Directions for this task>
Convert every row below into a Markdown table with two columns, No. and Line, putting each line in its own table row with its number and omitting blank lines.
***** Dataset records *****
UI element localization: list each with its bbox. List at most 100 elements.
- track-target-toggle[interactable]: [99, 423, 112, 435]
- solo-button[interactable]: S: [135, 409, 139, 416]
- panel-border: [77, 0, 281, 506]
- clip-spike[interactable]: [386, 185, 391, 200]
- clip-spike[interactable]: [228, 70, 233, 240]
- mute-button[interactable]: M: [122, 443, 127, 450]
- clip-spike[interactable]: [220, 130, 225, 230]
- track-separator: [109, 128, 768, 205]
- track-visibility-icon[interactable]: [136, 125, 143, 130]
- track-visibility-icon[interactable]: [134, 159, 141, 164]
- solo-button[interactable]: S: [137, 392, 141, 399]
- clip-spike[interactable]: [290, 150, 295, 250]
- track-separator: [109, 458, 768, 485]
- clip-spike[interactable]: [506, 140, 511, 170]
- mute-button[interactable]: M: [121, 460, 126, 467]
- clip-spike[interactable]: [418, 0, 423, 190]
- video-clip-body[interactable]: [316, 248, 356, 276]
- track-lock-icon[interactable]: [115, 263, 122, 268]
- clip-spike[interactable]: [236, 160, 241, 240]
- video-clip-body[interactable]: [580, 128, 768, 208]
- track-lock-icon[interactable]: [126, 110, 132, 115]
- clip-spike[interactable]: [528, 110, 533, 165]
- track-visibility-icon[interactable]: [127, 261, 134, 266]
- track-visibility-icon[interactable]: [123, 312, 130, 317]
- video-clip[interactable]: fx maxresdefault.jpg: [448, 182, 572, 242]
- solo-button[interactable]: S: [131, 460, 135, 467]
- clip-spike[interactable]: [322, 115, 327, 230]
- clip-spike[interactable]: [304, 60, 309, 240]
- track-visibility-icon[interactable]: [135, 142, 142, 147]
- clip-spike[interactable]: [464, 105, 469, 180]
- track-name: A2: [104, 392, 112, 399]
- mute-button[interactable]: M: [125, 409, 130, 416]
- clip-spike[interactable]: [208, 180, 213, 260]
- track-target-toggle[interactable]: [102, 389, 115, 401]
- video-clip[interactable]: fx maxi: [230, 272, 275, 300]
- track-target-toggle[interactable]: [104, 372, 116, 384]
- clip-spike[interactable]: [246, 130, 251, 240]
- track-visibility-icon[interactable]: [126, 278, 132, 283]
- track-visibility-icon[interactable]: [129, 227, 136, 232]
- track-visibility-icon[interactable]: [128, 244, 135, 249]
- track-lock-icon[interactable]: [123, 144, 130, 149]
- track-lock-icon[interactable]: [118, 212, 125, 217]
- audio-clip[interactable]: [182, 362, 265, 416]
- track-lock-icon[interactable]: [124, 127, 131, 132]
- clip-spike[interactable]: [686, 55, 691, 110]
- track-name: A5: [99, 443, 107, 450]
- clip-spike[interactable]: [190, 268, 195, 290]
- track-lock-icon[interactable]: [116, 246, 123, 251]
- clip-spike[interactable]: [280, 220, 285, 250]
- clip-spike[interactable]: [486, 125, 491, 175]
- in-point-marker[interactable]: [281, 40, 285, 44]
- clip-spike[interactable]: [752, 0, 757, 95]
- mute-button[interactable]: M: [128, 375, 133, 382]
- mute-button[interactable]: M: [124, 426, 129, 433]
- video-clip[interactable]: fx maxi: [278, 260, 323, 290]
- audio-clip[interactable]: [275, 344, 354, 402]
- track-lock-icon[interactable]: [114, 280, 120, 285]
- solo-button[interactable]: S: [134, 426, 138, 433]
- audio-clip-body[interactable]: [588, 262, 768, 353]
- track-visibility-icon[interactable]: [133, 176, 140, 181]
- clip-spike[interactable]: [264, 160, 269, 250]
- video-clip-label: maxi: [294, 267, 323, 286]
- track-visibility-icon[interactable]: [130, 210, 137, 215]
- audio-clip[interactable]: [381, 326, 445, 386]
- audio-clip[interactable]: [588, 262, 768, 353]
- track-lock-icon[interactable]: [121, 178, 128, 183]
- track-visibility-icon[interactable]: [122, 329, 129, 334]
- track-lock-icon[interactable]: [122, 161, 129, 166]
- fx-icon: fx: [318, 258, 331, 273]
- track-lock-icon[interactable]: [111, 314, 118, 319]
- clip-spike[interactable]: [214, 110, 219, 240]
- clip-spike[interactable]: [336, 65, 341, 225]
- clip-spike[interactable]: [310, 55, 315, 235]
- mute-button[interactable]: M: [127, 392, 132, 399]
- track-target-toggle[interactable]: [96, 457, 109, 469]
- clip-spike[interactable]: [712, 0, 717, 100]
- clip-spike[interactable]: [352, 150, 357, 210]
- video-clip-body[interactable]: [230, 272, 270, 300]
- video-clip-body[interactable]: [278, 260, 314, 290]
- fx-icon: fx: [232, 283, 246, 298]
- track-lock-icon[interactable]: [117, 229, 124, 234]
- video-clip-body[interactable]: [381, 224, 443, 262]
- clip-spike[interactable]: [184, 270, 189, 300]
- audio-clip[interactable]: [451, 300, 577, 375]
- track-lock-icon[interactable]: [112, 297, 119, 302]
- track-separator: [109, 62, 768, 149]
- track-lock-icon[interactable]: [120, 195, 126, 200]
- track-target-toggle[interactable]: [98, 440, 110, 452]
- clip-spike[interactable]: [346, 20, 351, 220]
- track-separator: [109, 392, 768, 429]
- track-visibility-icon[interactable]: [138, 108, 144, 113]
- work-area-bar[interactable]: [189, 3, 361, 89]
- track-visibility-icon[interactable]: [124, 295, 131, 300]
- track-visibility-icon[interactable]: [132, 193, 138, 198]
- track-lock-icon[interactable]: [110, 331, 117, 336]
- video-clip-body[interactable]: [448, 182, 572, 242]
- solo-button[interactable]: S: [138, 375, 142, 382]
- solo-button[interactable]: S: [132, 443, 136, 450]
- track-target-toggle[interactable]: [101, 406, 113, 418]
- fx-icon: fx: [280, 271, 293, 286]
*****
Result>
| No. | Line |
|---|---|
| 1 | UI element localization: list each with its bbox. List at most 100 elements. |
| 2 | - track-target-toggle[interactable]: [99, 423, 112, 435] |
| 3 | - solo-button[interactable]: S: [135, 409, 139, 416] |
| 4 | - panel-border: [77, 0, 281, 506] |
| 5 | - clip-spike[interactable]: [386, 185, 391, 200] |
| 6 | - clip-spike[interactable]: [228, 70, 233, 240] |
| 7 | - mute-button[interactable]: M: [122, 443, 127, 450] |
| 8 | - clip-spike[interactable]: [220, 130, 225, 230] |
| 9 | - track-separator: [109, 128, 768, 205] |
| 10 | - track-visibility-icon[interactable]: [136, 125, 143, 130] |
| 11 | - track-visibility-icon[interactable]: [134, 159, 141, 164] |
| 12 | - solo-button[interactable]: S: [137, 392, 141, 399] |
| 13 | - clip-spike[interactable]: [290, 150, 295, 250] |
| 14 | - track-separator: [109, 458, 768, 485] |
| 15 | - clip-spike[interactable]: [506, 140, 511, 170] |
| 16 | - mute-button[interactable]: M: [121, 460, 126, 467] |
| 17 | - clip-spike[interactable]: [418, 0, 423, 190] |
| 18 | - video-clip-body[interactable]: [316, 248, 356, 276] |
| 19 | - track-lock-icon[interactable]: [115, 263, 122, 268] |
| 20 | - clip-spike[interactable]: [236, 160, 241, 240] |
| 21 | - video-clip-body[interactable]: [580, 128, 768, 208] |
| 22 | - track-lock-icon[interactable]: [126, 110, 132, 115] |
| 23 | - clip-spike[interactable]: [528, 110, 533, 165] |
| 24 | - track-visibility-icon[interactable]: [127, 261, 134, 266] |
| 25 | - track-visibility-icon[interactable]: [123, 312, 130, 317] |
| 26 | - video-clip[interactable]: fx maxresdefault.jpg: [448, 182, 572, 242] |
| 27 | - solo-button[interactable]: S: [131, 460, 135, 467] |
| 28 | - clip-spike[interactable]: [322, 115, 327, 230] |
| 29 | - clip-spike[interactable]: [304, 60, 309, 240] |
| 30 | - track-visibility-icon[interactable]: [135, 142, 142, 147] |
| 31 | - clip-spike[interactable]: [464, 105, 469, 180] |
| 32 | - track-name: A2: [104, 392, 112, 399] |
| 33 | - mute-button[interactable]: M: [125, 409, 130, 416] |
| 34 | - clip-spike[interactable]: [208, 180, 213, 260] |
| 35 | - track-target-toggle[interactable]: [102, 389, 115, 401] |
| 36 | - video-clip[interactable]: fx maxi: [230, 272, 275, 300] |
| 37 | - track-target-toggle[interactable]: [104, 372, 116, 384] |
| 38 | - clip-spike[interactable]: [246, 130, 251, 240] |
| 39 | - track-visibility-icon[interactable]: [126, 278, 132, 283] |
| 40 | - track-visibility-icon[interactable]: [129, 227, 136, 232] |
| 41 | - track-visibility-icon[interactable]: [128, 244, 135, 249] |
| 42 | - track-lock-icon[interactable]: [123, 144, 130, 149] |
| 43 | - track-lock-icon[interactable]: [118, 212, 125, 217] |
| 44 | - audio-clip[interactable]: [182, 362, 265, 416] |
| 45 | - track-lock-icon[interactable]: [124, 127, 131, 132] |
| 46 | - clip-spike[interactable]: [686, 55, 691, 110] |
| 47 | - track-name: A5: [99, 443, 107, 450] |
| 48 | - clip-spike[interactable]: [190, 268, 195, 290] |
| 49 | - track-lock-icon[interactable]: [116, 246, 123, 251] |
| 50 | - clip-spike[interactable]: [280, 220, 285, 250] |
| 51 | - clip-spike[interactable]: [486, 125, 491, 175] |
| 52 | - in-point-marker[interactable]: [281, 40, 285, 44] |
| 53 | - clip-spike[interactable]: [752, 0, 757, 95] |
| 54 | - mute-button[interactable]: M: [128, 375, 133, 382] |
| 55 | - mute-button[interactable]: M: [124, 426, 129, 433] |
| 56 | - video-clip[interactable]: fx maxi: [278, 260, 323, 290] |
| 57 | - audio-clip[interactable]: [275, 344, 354, 402] |
| 58 | - track-lock-icon[interactable]: [114, 280, 120, 285] |
| 59 | - solo-button[interactable]: S: [134, 426, 138, 433] |
| 60 | - audio-clip-body[interactable]: [588, 262, 768, 353] |
| 61 | - track-visibility-icon[interactable]: [133, 176, 140, 181] |
| 62 | - clip-spike[interactable]: [264, 160, 269, 250] |
| 63 | - video-clip-label: maxi: [294, 267, 323, 286] |
| 64 | - track-visibility-icon[interactable]: [130, 210, 137, 215] |
| 65 | - audio-clip[interactable]: [381, 326, 445, 386] |
| 66 | - audio-clip[interactable]: [588, 262, 768, 353] |
| 67 | - track-lock-icon[interactable]: [121, 178, 128, 183] |
| 68 | - track-visibility-icon[interactable]: [122, 329, 129, 334] |
| 69 | - track-lock-icon[interactable]: [122, 161, 129, 166] |
| 70 | - fx-icon: fx: [318, 258, 331, 273] |
| 71 | - track-lock-icon[interactable]: [111, 314, 118, 319] |
| 72 | - clip-spike[interactable]: [214, 110, 219, 240] |
| 73 | - clip-spike[interactable]: [336, 65, 341, 225] |
| 74 | - clip-spike[interactable]: [310, 55, 315, 235] |
| 75 | - mute-button[interactable]: M: [127, 392, 132, 399] |
| 76 | - track-target-toggle[interactable]: [96, 457, 109, 469] |
| 77 | - clip-spike[interactable]: [712, 0, 717, 100] |
| 78 | - clip-spike[interactable]: [352, 150, 357, 210] |
| 79 | - video-clip-body[interactable]: [230, 272, 270, 300] |
| 80 | - video-clip-body[interactable]: [278, 260, 314, 290] |
| 81 | - fx-icon: fx: [232, 283, 246, 298] |
| 82 | - track-lock-icon[interactable]: [117, 229, 124, 234] |
| 83 | - video-clip-body[interactable]: [381, 224, 443, 262] |
| 84 | - clip-spike[interactable]: [184, 270, 189, 300] |
| 85 | - audio-clip[interactable]: [451, 300, 577, 375] |
| 86 | - track-lock-icon[interactable]: [112, 297, 119, 302] |
| 87 | - track-separator: [109, 62, 768, 149] |
| 88 | - track-lock-icon[interactable]: [120, 195, 126, 200] |
| 89 | - track-target-toggle[interactable]: [98, 440, 110, 452] |
| 90 | - clip-spike[interactable]: [346, 20, 351, 220] |
| 91 | - track-separator: [109, 392, 768, 429] |
| 92 | - track-visibility-icon[interactable]: [138, 108, 144, 113] |
| 93 | - work-area-bar[interactable]: [189, 3, 361, 89] |
| 94 | - track-visibility-icon[interactable]: [124, 295, 131, 300] |
| 95 | - track-visibility-icon[interactable]: [132, 193, 138, 198] |
| 96 | - track-lock-icon[interactable]: [110, 331, 117, 336] |
| 97 | - video-clip-body[interactable]: [448, 182, 572, 242] |
| 98 | - solo-button[interactable]: S: [138, 375, 142, 382] |
| 99 | - solo-button[interactable]: S: [132, 443, 136, 450] |
| 100 | - track-target-toggle[interactable]: [101, 406, 113, 418] |
| 101 | - fx-icon: fx: [280, 271, 293, 286] |